Some records:
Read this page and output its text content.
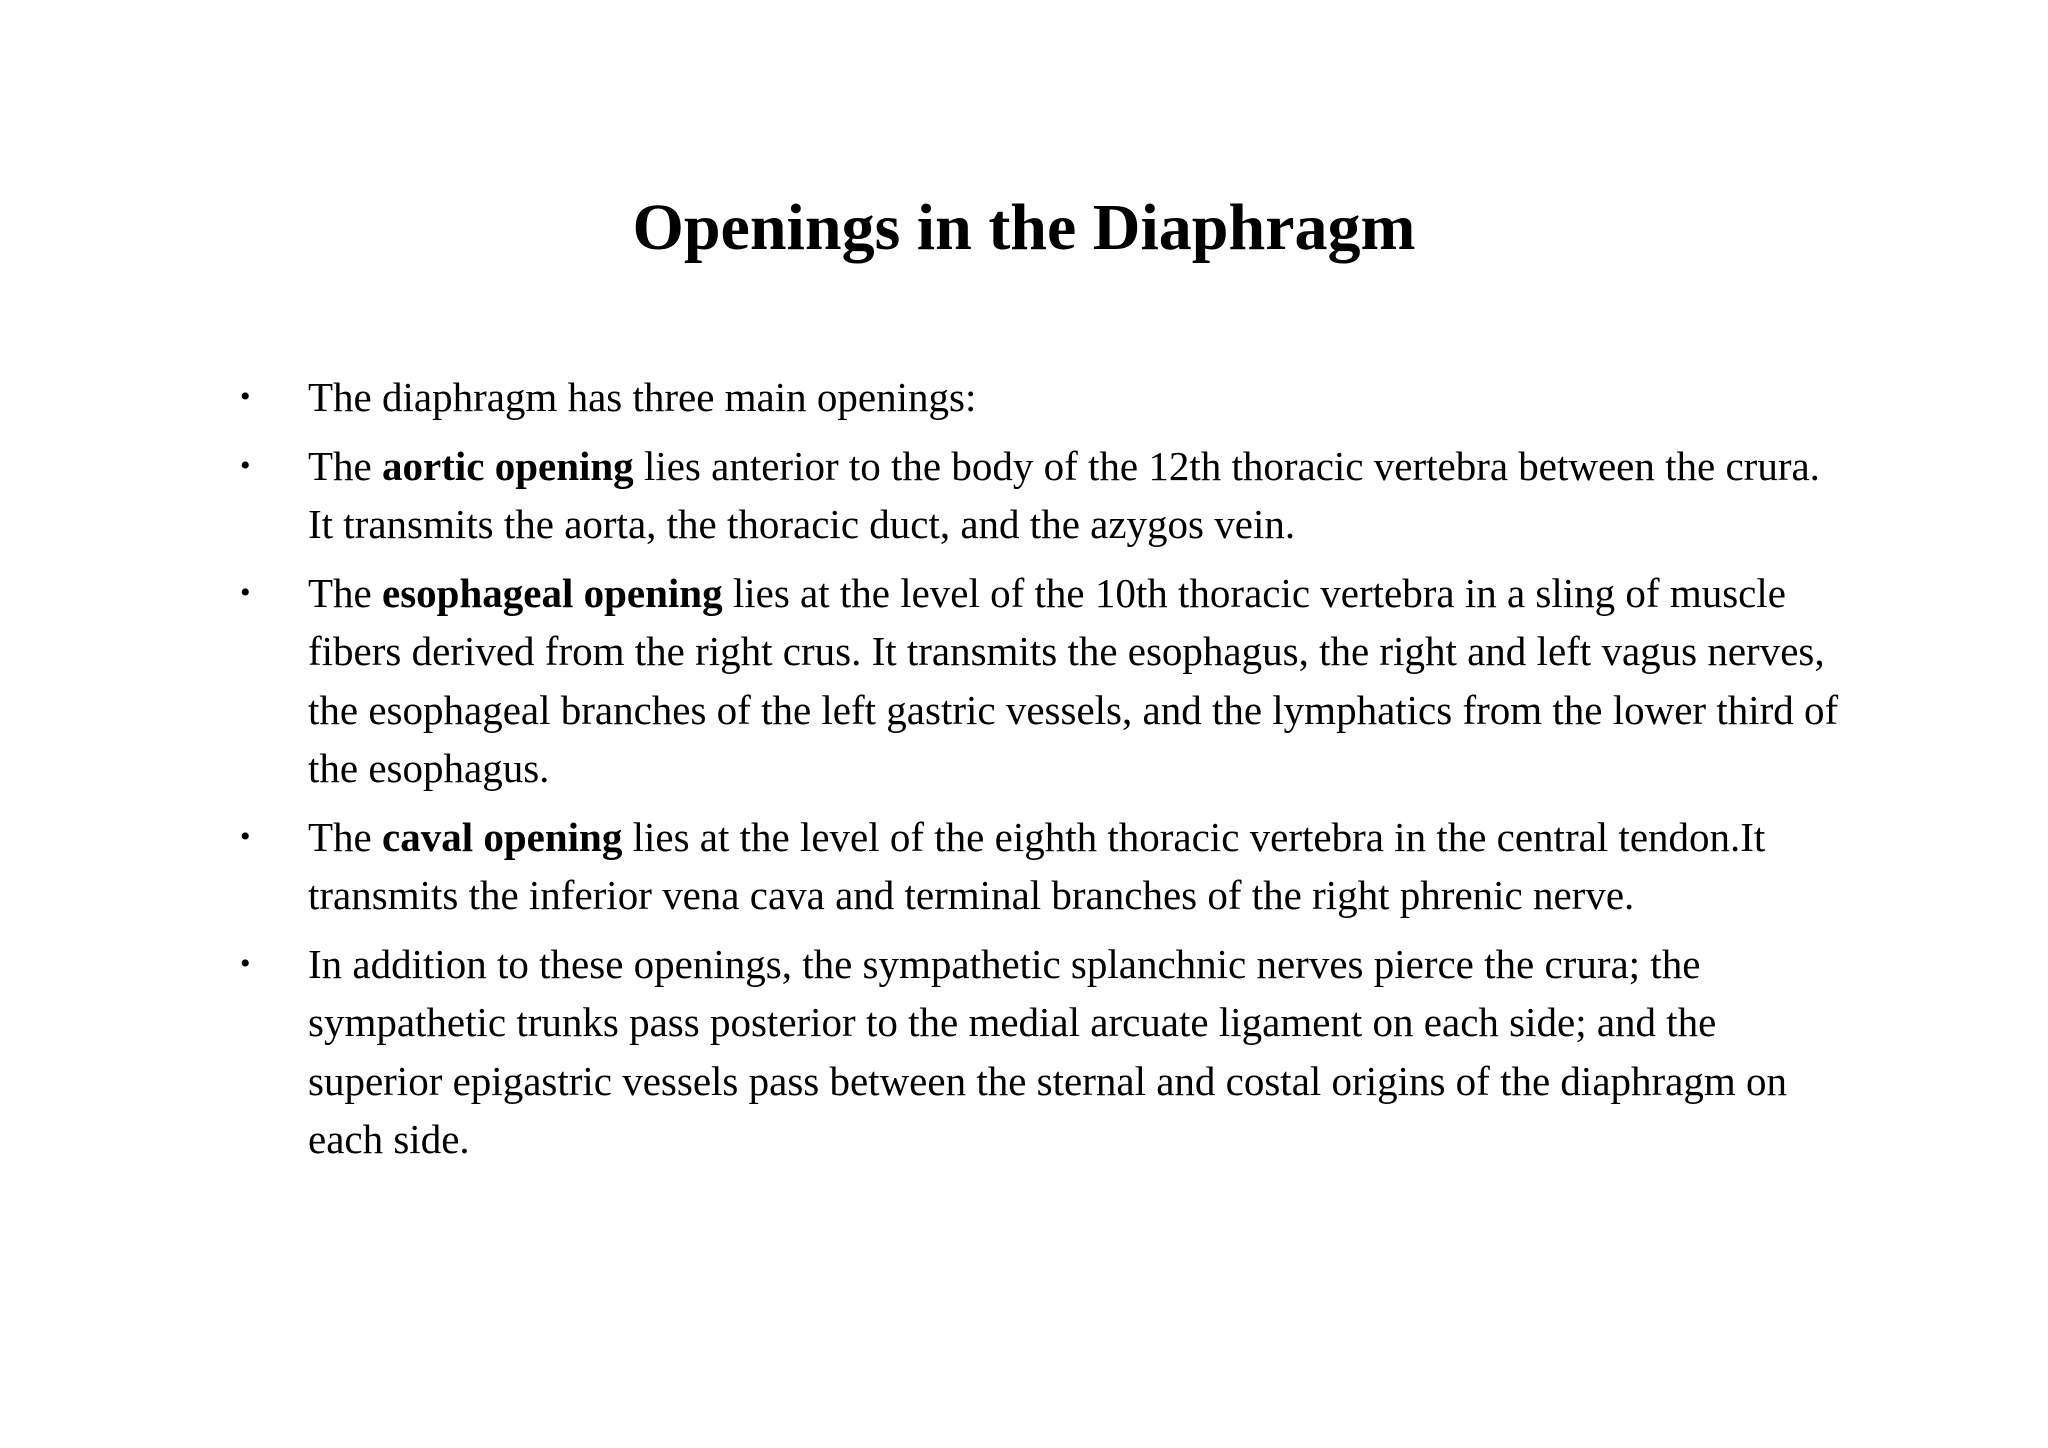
Openings in the Diaphragm
• The diaphragm has three main openings:
• The aortic opening lies anterior to the body of the 12th thoracic vertebra between the crura. It transmits the aorta, the thoracic duct, and the azygos vein.
• The esophageal opening lies at the level of the 10th thoracic vertebra in a sling of muscle fibers derived from the right crus. It transmits the esophagus, the right and left vagus nerves, the esophageal branches of the left gastric vessels, and the lymphatics from the lower third of the esophagus.
• The caval opening lies at the level of the eighth thoracic vertebra in the central tendon.It transmits the inferior vena cava and terminal branches of the right phrenic nerve.
• In addition to these openings, the sympathetic splanchnic nerves pierce the crura; the sympathetic trunks pass posterior to the medial arcuate ligament on each side; and the superior epigastric vessels pass between the sternal and costal origins of the diaphragm on each side.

DIRECTION: Restate the whole listing above exactly, except for its images.

CORRECT RESPONSE:
Read this page and output its text content.
Openings in the Diaphragm
• The diaphragm has three main openings:
• The aortic opening lies anterior to the body of the 12th thoracic vertebra between the crura. It transmits the aorta, the thoracic duct, and the azygos vein.
• The esophageal opening lies at the level of the 10th thoracic vertebra in a sling of muscle fibers derived from the right crus. It transmits the esophagus, the right and left vagus nerves, the esophageal branches of the left gastric vessels, and the lymphatics from the lower third of the esophagus.
• The caval opening lies at the level of the eighth thoracic vertebra in the central tendon.It transmits the inferior vena cava and terminal branches of the right phrenic nerve.
• In addition to these openings, the sympathetic splanchnic nerves pierce the crura; the sympathetic trunks pass posterior to the medial arcuate ligament on each side; and the superior epigastric vessels pass between the sternal and costal origins of the diaphragm on each side.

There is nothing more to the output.